Stored data:

_____

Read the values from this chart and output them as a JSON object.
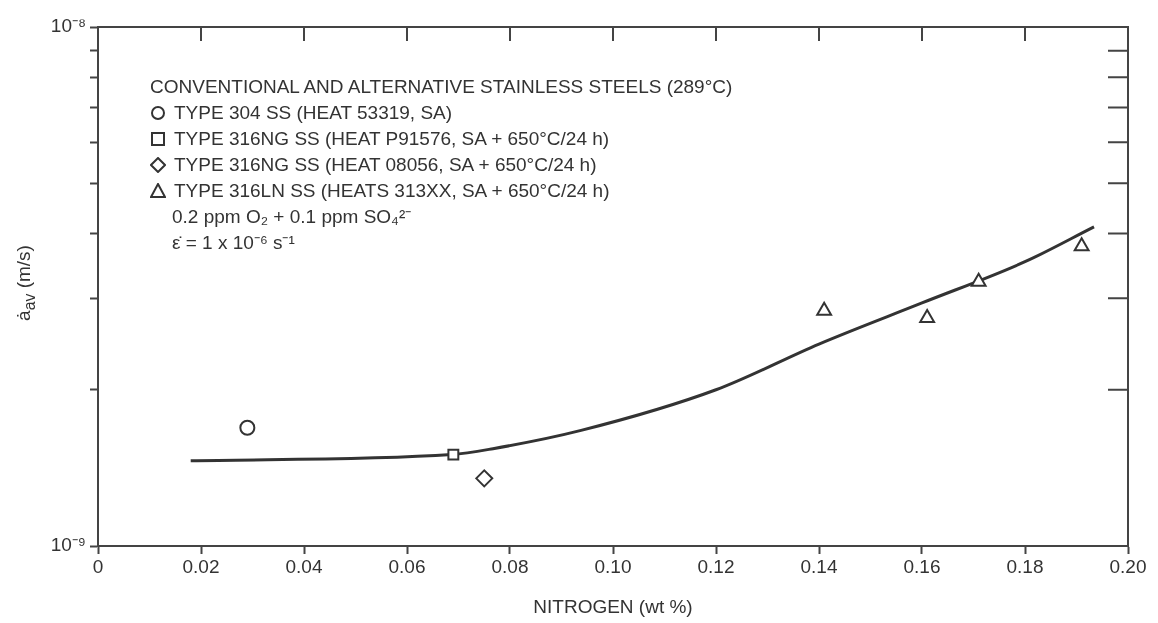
{
  "chart_data": {
    "type": "scatter",
    "xlabel": "NITROGEN (wt %)",
    "ylabel": "ȧ$_{av}$ (m/s)",
    "legend_title": "CONVENTIONAL AND ALTERNATIVE STAINLESS STEELS (289°C)",
    "legend": "top left",
    "log": "y",
    "xlim": [
      0,
      0.2
    ],
    "xticks": [
      0,
      0.02,
      0.04,
      0.06,
      0.08,
      {
        "value": 0.1,
        "label": "0.10"
      },
      0.12,
      0.14,
      0.16,
      0.18,
      {
        "value": 0.2,
        "label": "0.20"
      }
    ],
    "ylim": [
      1e-09,
      1e-08
    ],
    "yticks": [
      {
        "value": 1e-09,
        "label": "10⁻⁹"
      },
      {
        "value": 2e-09,
        "label": null
      },
      {
        "value": 3e-09,
        "label": null
      },
      {
        "value": 4e-09,
        "label": null
      },
      {
        "value": 5e-09,
        "label": null
      },
      {
        "value": 6e-09,
        "label": null
      },
      {
        "value": 7e-09,
        "label": null
      },
      {
        "value": 8e-09,
        "label": null
      },
      {
        "value": 9e-09,
        "label": null
      },
      {
        "value": 1e-08,
        "label": "10⁻⁸"
      }
    ],
    "series": [
      {
        "name": "TYPE 304 SS (HEAT 53319, SA)",
        "color": "#333333",
        "marker": "circle",
        "x": [
          0.029
        ],
        "values": [
          1.69e-09
        ]
      },
      {
        "name": "TYPE 316NG SS (HEAT P91576, SA + 650°C/24 h)",
        "color": "#333333",
        "marker": "square",
        "x": [
          0.069
        ],
        "values": [
          1.5e-09
        ]
      },
      {
        "name": "TYPE 316NG SS (HEAT 08056, SA + 650°C/24 h)",
        "color": "#333333",
        "marker": "diamond",
        "x": [
          0.075
        ],
        "values": [
          1.35e-09
        ]
      },
      {
        "name": "TYPE 316LN SS (HEATS 313XX, SA + 650°C/24 h)",
        "color": "#333333",
        "marker": "triangle",
        "x": [
          0.141,
          0.161,
          0.171,
          0.191
        ],
        "values": [
          2.84e-09,
          2.75e-09,
          3.23e-09,
          3.78e-09
        ]
      },
      {
        "type": "line",
        "color": "#333333",
        "marker": "none",
        "x": [
          0.018,
          0.0687,
          0.0767,
          0.0938,
          0.12,
          0.14,
          0.16,
          0.18,
          0.1934
        ],
        "values": [
          1.46e-09,
          1.5e-09,
          1.54e-09,
          1.67e-09,
          2e-09,
          2.45e-09,
          2.94e-09,
          3.53e-09,
          4.12e-09
        ]
      }
    ],
    "annotations": [
      "0.2 ppm O₂ + 0.1 ppm SO₄²⁻",
      "ε̇ = 1 x 10⁻⁶ s⁻¹"
    ]
  }
}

_____

- **Directive**:
Without the pictures, copy the material exactly as given.

- **Task answer**:
Read the values from this chart and output them as a JSON object.
{
  "chart_data": {
    "type": "scatter",
    "xlabel": "NITROGEN (wt %)",
    "ylabel": "ȧ$_{av}$ (m/s)",
    "legend_title": "CONVENTIONAL AND ALTERNATIVE STAINLESS STEELS (289°C)",
    "legend": "top left",
    "log": "y",
    "xlim": [
      0,
      0.2
    ],
    "xticks": [
      0,
      0.02,
      0.04,
      0.06,
      0.08,
      {
        "value": 0.1,
        "label": "0.10"
      },
      0.12,
      0.14,
      0.16,
      0.18,
      {
        "value": 0.2,
        "label": "0.20"
      }
    ],
    "ylim": [
      1e-09,
      1e-08
    ],
    "yticks": [
      {
        "value": 1e-09,
        "label": "10⁻⁹"
      },
      {
        "value": 2e-09,
        "label": null
      },
      {
        "value": 3e-09,
        "label": null
      },
      {
        "value": 4e-09,
        "label": null
      },
      {
        "value": 5e-09,
        "label": null
      },
      {
        "value": 6e-09,
        "label": null
      },
      {
        "value": 7e-09,
        "label": null
      },
      {
        "value": 8e-09,
        "label": null
      },
      {
        "value": 9e-09,
        "label": null
      },
      {
        "value": 1e-08,
        "label": "10⁻⁸"
      }
    ],
    "series": [
      {
        "name": "TYPE 304 SS (HEAT 53319, SA)",
        "color": "#333333",
        "marker": "circle",
        "x": [
          0.029
        ],
        "values": [
          1.69e-09
        ]
      },
      {
        "name": "TYPE 316NG SS (HEAT P91576, SA + 650°C/24 h)",
        "color": "#333333",
        "marker": "square",
        "x": [
          0.069
        ],
        "values": [
          1.5e-09
        ]
      },
      {
        "name": "TYPE 316NG SS (HEAT 08056, SA + 650°C/24 h)",
        "color": "#333333",
        "marker": "diamond",
        "x": [
          0.075
        ],
        "values": [
          1.35e-09
        ]
      },
      {
        "name": "TYPE 316LN SS (HEATS 313XX, SA + 650°C/24 h)",
        "color": "#333333",
        "marker": "triangle",
        "x": [
          0.141,
          0.161,
          0.171,
          0.191
        ],
        "values": [
          2.84e-09,
          2.75e-09,
          3.23e-09,
          3.78e-09
        ]
      },
      {
        "type": "line",
        "color": "#333333",
        "marker": "none",
        "x": [
          0.018,
          0.0687,
          0.0767,
          0.0938,
          0.12,
          0.14,
          0.16,
          0.18,
          0.1934
        ],
        "values": [
          1.46e-09,
          1.5e-09,
          1.54e-09,
          1.67e-09,
          2e-09,
          2.45e-09,
          2.94e-09,
          3.53e-09,
          4.12e-09
        ]
      }
    ],
    "annotations": [
      "0.2 ppm O₂ + 0.1 ppm SO₄²⁻",
      "ε̇ = 1 x 10⁻⁶ s⁻¹"
    ]
  }
}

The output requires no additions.